▶ [Exercise task] Gather all lines from the material that contain the word "organizados".
— START Information provided —
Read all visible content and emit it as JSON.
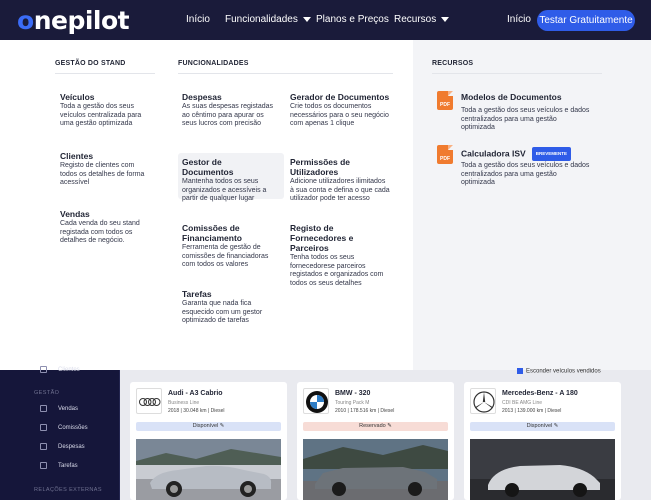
{
  "nav": {
    "logo": "onepilot",
    "links": [
      "Início",
      "Funcionalidades",
      "Planos e Preços",
      "Recursos",
      "Início"
    ],
    "cta": "Testar Gratuitamente"
  },
  "menu": {
    "stand": {
      "heading": "GESTÃO DO STAND",
      "items": [
        {
          "title": "Veículos",
          "desc": "Toda a gestão dos seus veículos centralizada para uma gestão optimizada"
        },
        {
          "title": "Clientes",
          "desc": "Registo de clientes com todos os detalhes de forma acessível"
        },
        {
          "title": "Vendas",
          "desc": "Cada venda do seu stand registada com todos os detalhes de negócio."
        }
      ]
    },
    "func": {
      "heading": "FUNCIONALIDADES",
      "items": [
        {
          "title": "Despesas",
          "desc": "As suas despesas registadas ao cêntimo para apurar os seus lucros com precisão"
        },
        {
          "title": "Gerador de Documentos",
          "desc": "Crie todos os documentos necessários para o seu negócio com apenas 1 clique"
        },
        {
          "title": "Gestor de Documentos",
          "desc": "Mantenha todos os seus organizados e acessíveis a partir de qualquer lugar"
        },
        {
          "title": "Permissões de Utilizadores",
          "desc": "Adicione utilizadores ilimitados à sua conta e defina o que cada utilizador pode ter acesso"
        },
        {
          "title": "Comissões de Financiamento",
          "desc": "Ferramenta de gestão de comissões de financiadoras com todos os valores"
        },
        {
          "title": "Registo de Fornecedores e Parceiros",
          "desc": "Tenha todos os seus fornecedorese parceiros registados e organizados com todos os seus detalhes"
        },
        {
          "title": "Tarefas",
          "desc": "Garanta que nada fica esquecido com um gestor optimizado de tarefas"
        }
      ]
    },
    "resources": {
      "heading": "RECURSOS",
      "pdf_label": "PDF",
      "badge": "BREVEMENTE",
      "items": [
        {
          "title": "Modelos de Documentos",
          "desc": "Toda a gestão dos seus veículos e dados centralizados para uma gestão optimizada"
        },
        {
          "title": "Calculadora ISV",
          "desc": "Toda a gestão dos seus veículos e dados centralizados para uma gestão optimizada"
        }
      ]
    }
  },
  "app": {
    "sidebar": {
      "top_item": "Clientes",
      "section1": "GESTÃO",
      "items": [
        "Vendas",
        "Comissões",
        "Despesas",
        "Tarefas"
      ],
      "section2": "RELAÇÕES EXTERNAS"
    },
    "checkbox_label": "Esconder veículos vendidos",
    "cars": [
      {
        "name": "Audi - A3 Cabrio",
        "sub": "Business Line",
        "year": "2018",
        "km": "30.048 km",
        "fuel": "Diesel",
        "status": "Disponível"
      },
      {
        "name": "BMW - 320",
        "sub": "Touring Pack M",
        "year": "2010",
        "km": "178.516 km",
        "fuel": "Diesel",
        "status": "Reservado"
      },
      {
        "name": "Mercedes-Benz - A 180",
        "sub": "CDI BE AMG Line",
        "year": "2013",
        "km": "139.000 km",
        "fuel": "Diesel",
        "status": "Disponível"
      }
    ]
  }
}
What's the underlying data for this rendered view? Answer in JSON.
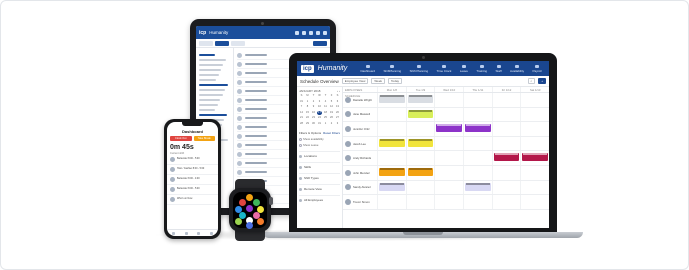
— END Information provided —
▶ [Response]
          "desc": "Mantenha todos os seus organizados e acessíveis a partir de qualquer lugar"
          "desc": "Tenha todos os seus fornecedorese parceiros registados e organizados com todos os seus detalhes"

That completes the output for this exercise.